Passage provided:
On 02/01/15 17:04, Martin Storsjö wrote:
On Fri, 2 Jan 2015, Martin Storsjö wrote:
On Fri, 2 Jan 2015, Luca Barbato wrote:
CC: [email protected]
---
It is a really ridiculous corner case but happens in real life.
libavformat/aviobuf.c | 4 ++--
1 file changed, 2 insertions(+), 2 deletions(-)
diff --git a/libavformat/aviobuf.c b/libavformat/aviobuf.c
index 6923b78..b7786f7 100644
--- a/libavformat/aviobuf.c
+++ b/libavformat/aviobuf.c
@@ -125,8 +125,8 @@ static void flush_buffer(AVIOContext *s)
{
if (s->buf_ptr > s->buffer) {
if (s->write_packet && !s->error) {
- int ret = s->write_packet(s->opaque, s->buffer,
- s->buf_ptr - s->buffer);
+ int len = FFMIN(s->buf_ptr - s->buffer, s->buffer_size);
+ int ret = s->write_packet(s->opaque, s->buffer, len);
if (ret < 0) {
s->error = ret;
}
--
2.1.0
Hmm, looks like a pretty nasty issue if this happens - if this happens
I think we might need to add a similar FFMIN() in a number of
different places as well. Can you pinpoint where the pointers end up
being set out of bounds?

To do:
1 – For each statement about the patch email, answer yes or no and quote the words that decide it: (a) the patch changes only one file; (b) the author says the case never occurs in practice; (c) the reply asks where the pointers get set out of bounds.
2 – Rewrite the patch email between "On 02/01/15 17:04, Martin" and "insertions(+), 2 deletions(-)", inclusive, with "ridiculous" changed to "rare".
3 – In the patch email, which function does the diff change?
The material after this point comes from a separate source unrelated to the patch email.

Raw records:

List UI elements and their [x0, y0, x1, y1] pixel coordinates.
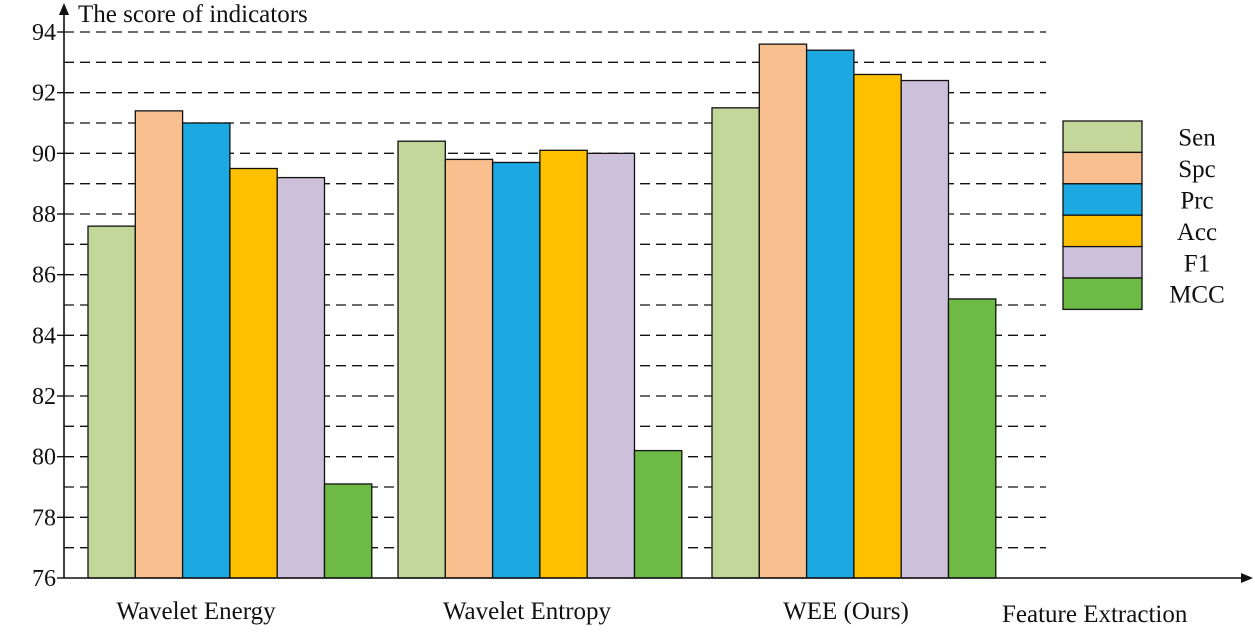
bar-acc: [539, 149, 588, 579]
bar-mcc: [633, 449, 683, 579]
legend-swatch-prc: [1062, 183, 1143, 216]
y-ticks: 76 78 80 82 84 86 88 90 92 94: [32, 20, 64, 592]
category-label: Wavelet Energy: [116, 598, 276, 625]
y-tick-label: 94: [32, 20, 56, 46]
legend: Sen Spc Prc Acc F1 MCC: [1062, 120, 1225, 311]
y-tick-label: 84: [32, 323, 56, 349]
bar-prc: [181, 122, 231, 579]
bars: [87, 43, 997, 579]
bar-mcc: [947, 298, 997, 579]
bar-sen: [87, 225, 136, 579]
bar-spc: [134, 110, 184, 579]
axes: [59, 3, 1253, 583]
legend-swatch-f1: [1062, 245, 1143, 279]
legend-label: Acc: [1177, 219, 1217, 246]
legend-swatch-mcc: [1062, 277, 1143, 311]
legend-swatch-acc: [1062, 214, 1143, 248]
bar-acc: [853, 73, 902, 579]
legend-swatch-spc: [1062, 151, 1143, 185]
bar-sen: [711, 107, 760, 579]
y-tick-label: 86: [32, 263, 56, 289]
legend-label: MCC: [1169, 282, 1225, 309]
legend-swatch-sen: [1062, 120, 1143, 154]
y-axis-title: The score of indicators: [78, 1, 308, 28]
bar-f1: [586, 152, 636, 579]
bar-spc: [758, 43, 808, 579]
y-tick-label: 76: [32, 566, 56, 592]
y-tick-label: 80: [32, 445, 56, 471]
legend-label: Prc: [1180, 188, 1213, 215]
legend-label: F1: [1184, 250, 1210, 277]
y-tick-label: 92: [32, 81, 56, 107]
bar-mcc: [323, 483, 373, 579]
bar-sen: [397, 140, 446, 579]
y-tick-label: 90: [32, 141, 56, 167]
bar-spc: [444, 158, 494, 579]
bar-f1: [276, 176, 326, 579]
bar-prc: [805, 49, 855, 579]
y-tick-label: 88: [32, 202, 56, 228]
bar-acc: [229, 167, 278, 579]
y-axis-arrow: [59, 3, 69, 15]
bar-prc: [491, 161, 541, 579]
category-label: WEE (Ours): [783, 598, 909, 625]
legend-label: Sen: [1178, 125, 1216, 152]
legend-label: Spc: [1178, 156, 1216, 183]
category-label: Wavelet Entropy: [443, 598, 612, 625]
x-category-labels: Wavelet Energy Wavelet Entropy WEE (Ours): [116, 598, 908, 625]
x-axis-title: Feature Extraction: [1002, 601, 1188, 628]
y-tick-label: 78: [32, 505, 56, 531]
bar-f1: [900, 79, 950, 579]
x-axis-arrow: [1241, 573, 1253, 583]
y-tick-label: 82: [32, 384, 56, 410]
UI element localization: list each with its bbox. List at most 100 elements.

Solutions below:
1 –
(a) Yes: "1 file changed, 2 insertions(+), 2 deletions(-)"
(b) No: "It is a really ridiculous corner case but happens in real life."
(c) Yes: "Can you pinpoint where the pointers end up being set out of bounds?"

2 –
On 02/01/15 17:04, Martin Storsjö wrote:
On Fri, 2 Jan 2015, Martin Storsjö wrote:
On Fri, 2 Jan 2015, Luca Barbato wrote:
CC: [email protected]
---
It is a really rare corner case but happens in real life.
libavformat/aviobuf.c | 4 ++--
1 file changed, 2 insertions(+), 2 deletions(-)

3 – flush_buffer, a static function in libavformat/aviobuf.c